What you have to do » Using the material below, copy every line where "title" appears.

[Extracted records]
************

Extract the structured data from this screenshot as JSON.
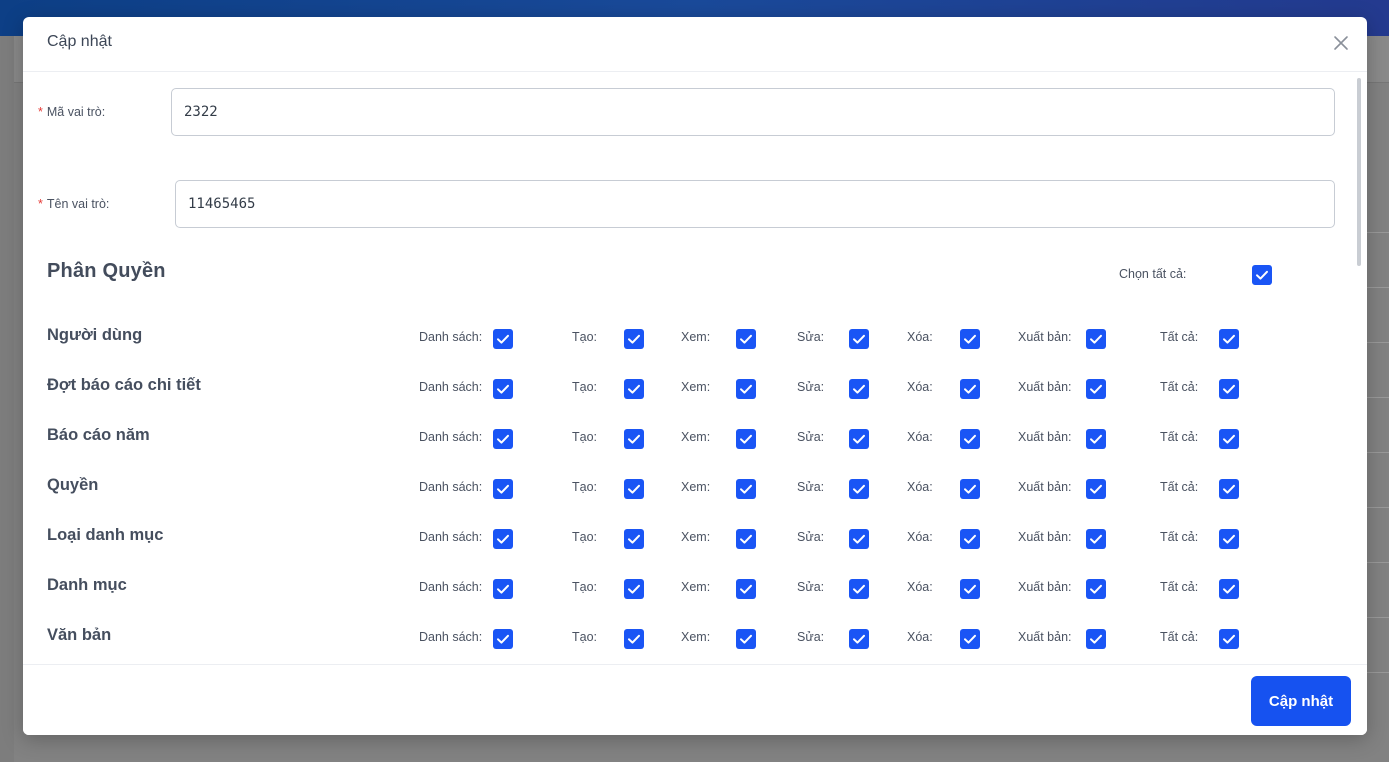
{
  "modal": {
    "title": "Cập nhật",
    "submit_label": "Cập nhật"
  },
  "form": {
    "role_code": {
      "label": "Mã vai trò:",
      "value": "2322",
      "required_mark": "*"
    },
    "role_name": {
      "label": "Tên vai trò:",
      "value": "11465465",
      "required_mark": "*"
    }
  },
  "permissions": {
    "title": "Phân Quyền",
    "select_all_label": "Chọn tất cả:",
    "select_all_checked": true,
    "columns": [
      "Danh sách:",
      "Tạo:",
      "Xem:",
      "Sửa:",
      "Xóa:",
      "Xuất bản:",
      "Tất cả:"
    ],
    "rows": [
      {
        "name": "Người dùng",
        "checked": [
          true,
          true,
          true,
          true,
          true,
          true,
          true
        ]
      },
      {
        "name": "Đợt báo cáo chi tiết",
        "checked": [
          true,
          true,
          true,
          true,
          true,
          true,
          true
        ]
      },
      {
        "name": "Báo cáo năm",
        "checked": [
          true,
          true,
          true,
          true,
          true,
          true,
          true
        ]
      },
      {
        "name": "Quyền",
        "checked": [
          true,
          true,
          true,
          true,
          true,
          true,
          true
        ]
      },
      {
        "name": "Loại danh mục",
        "checked": [
          true,
          true,
          true,
          true,
          true,
          true,
          true
        ]
      },
      {
        "name": "Danh mục",
        "checked": [
          true,
          true,
          true,
          true,
          true,
          true,
          true
        ]
      },
      {
        "name": "Văn bản",
        "checked": [
          true,
          true,
          true,
          true,
          true,
          true,
          true
        ]
      }
    ]
  },
  "colors": {
    "primary": "#1652f0",
    "checkbox": "#1a55f5",
    "required": "#e53935",
    "header_gradient_start": "#0d3f86",
    "header_gradient_end": "#243a8f"
  }
}
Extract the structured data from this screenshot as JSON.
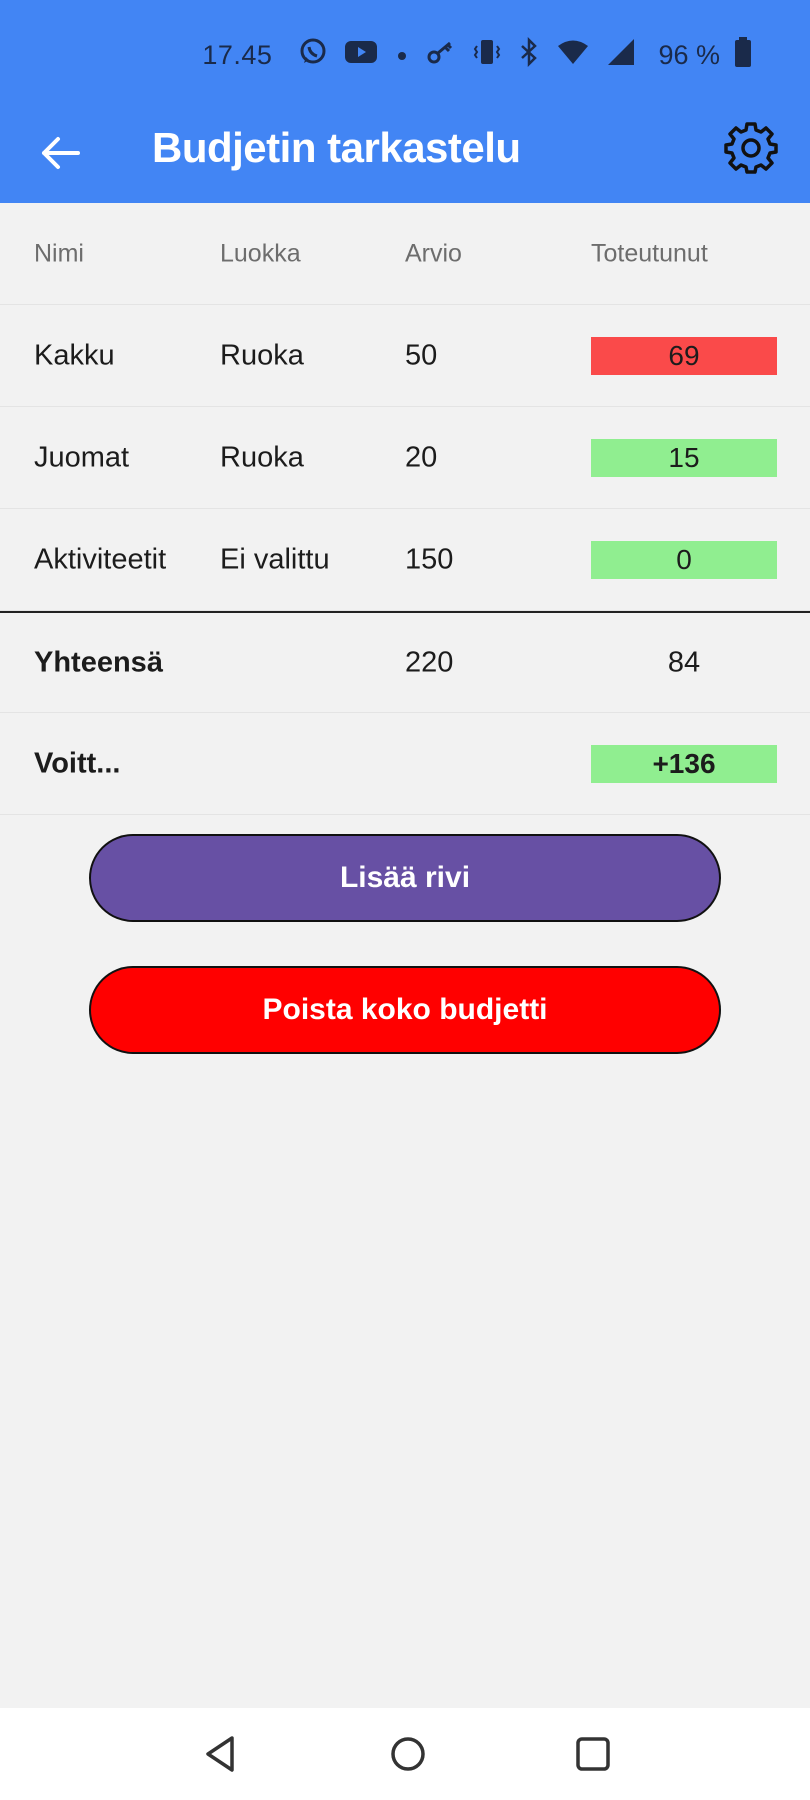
{
  "status_bar": {
    "time": "17.45",
    "battery": "96 %",
    "icons": [
      "whatsapp-icon",
      "youtube-icon",
      "dot-icon",
      "key-icon",
      "vibrate-icon",
      "bluetooth-icon",
      "wifi-icon",
      "signal-icon",
      "battery-icon"
    ]
  },
  "app_bar": {
    "title": "Budjetin tarkastelu",
    "back_icon": "arrow-left-icon",
    "settings_icon": "gear-icon"
  },
  "table": {
    "headers": [
      "Nimi",
      "Luokka",
      "Arvio",
      "Toteutunut"
    ],
    "rows": [
      {
        "name": "Kakku",
        "category": "Ruoka",
        "estimate": "50",
        "actual": "69",
        "status": "over"
      },
      {
        "name": "Juomat",
        "category": "Ruoka",
        "estimate": "20",
        "actual": "15",
        "status": "under"
      },
      {
        "name": "Aktiviteetit",
        "category": "Ei valittu",
        "estimate": "150",
        "actual": "0",
        "status": "under"
      }
    ],
    "total": {
      "label": "Yhteensä",
      "estimate": "220",
      "actual": "84"
    },
    "profit": {
      "label": "Voitt...",
      "value": "+136"
    }
  },
  "buttons": {
    "add_row": "Lisää rivi",
    "delete_budget": "Poista koko budjetti"
  },
  "colors": {
    "app_bar": "#4285f4",
    "over_budget": "#fa4a4a",
    "under_budget": "#90ee90",
    "add_button": "#6750a4",
    "delete_button": "#ff0000",
    "background": "#f2f2f2"
  },
  "nav_bar": {
    "icons": [
      "back-triangle-icon",
      "home-circle-icon",
      "recents-square-icon"
    ]
  }
}
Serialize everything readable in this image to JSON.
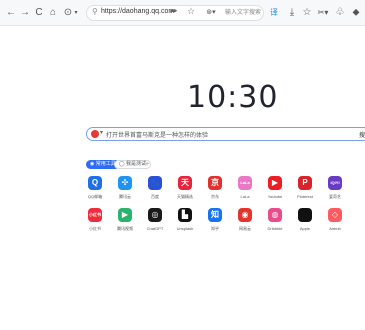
{
  "browser": {
    "back_glyph": "←",
    "forward_glyph": "→",
    "reload_glyph": "C",
    "home_glyph": "⌂",
    "history_glyph": "⊙",
    "history_caret": "▾",
    "url": "https://daohang.qq.com",
    "share_glyph": "⮫",
    "star_glyph": "☆",
    "search_mode": "⊛▾",
    "search_hint": "输入文字搜索",
    "translate_glyph": "译",
    "download_glyph": "⤓",
    "favorite_glyph": "☆",
    "cut_glyph": "✂▾",
    "extension_glyph": "♧",
    "more_glyph": "⬥"
  },
  "clock": "10:30",
  "search": {
    "placeholder": "打开世界首富马斯克是一种怎样的体验",
    "button": "搜索"
  },
  "tabs": {
    "active": "◉ 常用工具",
    "secondary": "◯ 我是测试",
    "add": "+"
  },
  "shortcuts": [
    {
      "label": "QQ邮箱",
      "glyph": "Q",
      "color": "#1e6fe8"
    },
    {
      "label": "腾讯云",
      "glyph": "✣",
      "color": "#2094f3"
    },
    {
      "label": "百度",
      "glyph": "🐾",
      "color": "#2b51d6"
    },
    {
      "label": "天猫精选",
      "glyph": "天",
      "color": "#e8233a"
    },
    {
      "label": "京东",
      "glyph": "京",
      "color": "#e3302d"
    },
    {
      "label": "LaLa",
      "glyph": "LaLa",
      "color": "#e879c6"
    },
    {
      "label": "Youtube",
      "glyph": "▶",
      "color": "#ec1d25"
    },
    {
      "label": "Pinterest",
      "glyph": "P",
      "color": "#d8232a"
    },
    {
      "label": "爱奇艺",
      "glyph": "iQIYI",
      "color": "#6a3cc6"
    },
    {
      "label": "小红书",
      "glyph": "小红书",
      "color": "#ef2c3c"
    },
    {
      "label": "腾讯视频",
      "glyph": "▶",
      "color": "#2bb36d"
    },
    {
      "label": "ChatGPT",
      "glyph": "◎",
      "color": "#1a1a1a"
    },
    {
      "label": "Unsplash",
      "glyph": "▙",
      "color": "#111111"
    },
    {
      "label": "知乎",
      "glyph": "知",
      "color": "#1772f6"
    },
    {
      "label": "网易云",
      "glyph": "◉",
      "color": "#e4342d"
    },
    {
      "label": "Dribbble",
      "glyph": "◍",
      "color": "#ea4c89"
    },
    {
      "label": "Apple",
      "glyph": "",
      "color": "#111111"
    },
    {
      "label": "Airbnb",
      "glyph": "◇",
      "color": "#ff5a5f"
    }
  ]
}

************

Final result »
    "title": "Cập nhật",
    "title": "Phân Quyền",
    "title": "Budjetin tarkastelu",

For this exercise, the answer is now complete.